-------- ESTRATTO FONTE

Dicono di noi

Meno meritocrazia è meno competitività

25/10/2010 - Affari & Finanza

Alessandra Perrazzelli è un avvocato. E’ responsabile dell’International Affairs Eurodesk di Intesa Sanpaolo, ed è anche presidente di Valore D, l’associazione nata con l’obiettivo di aiutare l’affermazione del talento femminile, cosa pensa delle donne che contano in Italia?

«Penso che la prova che abbiamo ancora molta strada da fare è nei nomi delle donne al comando. Se non ce le mette un uomo il padre, il marito, l’amante difficilmente riescono a farsi strada».

Da dove inizia questa lunga strada?

----------------
-------- CONTENUTO DATI

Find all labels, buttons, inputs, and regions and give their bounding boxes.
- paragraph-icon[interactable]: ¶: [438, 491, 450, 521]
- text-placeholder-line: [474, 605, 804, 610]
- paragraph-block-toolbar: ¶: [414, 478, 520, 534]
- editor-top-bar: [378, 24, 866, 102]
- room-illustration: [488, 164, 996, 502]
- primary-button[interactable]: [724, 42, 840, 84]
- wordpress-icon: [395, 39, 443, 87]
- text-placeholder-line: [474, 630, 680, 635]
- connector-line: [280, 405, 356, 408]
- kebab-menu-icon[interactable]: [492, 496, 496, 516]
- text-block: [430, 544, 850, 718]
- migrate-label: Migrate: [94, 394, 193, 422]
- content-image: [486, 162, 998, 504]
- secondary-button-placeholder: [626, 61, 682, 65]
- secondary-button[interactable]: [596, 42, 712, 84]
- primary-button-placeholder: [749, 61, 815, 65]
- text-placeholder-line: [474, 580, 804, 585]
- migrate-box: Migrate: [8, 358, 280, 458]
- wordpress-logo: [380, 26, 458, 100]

----------------

▶ [CONSEGNA ESERCIZIO] Nell'estratto della fonte, di quale associazione è presidente Alessandra Perrazzelli?

▶ [SPAZIO RISPOSTA] Di Valore D, l'associazione nata con l'obiettivo di aiutare l'affermazione del talento femminile.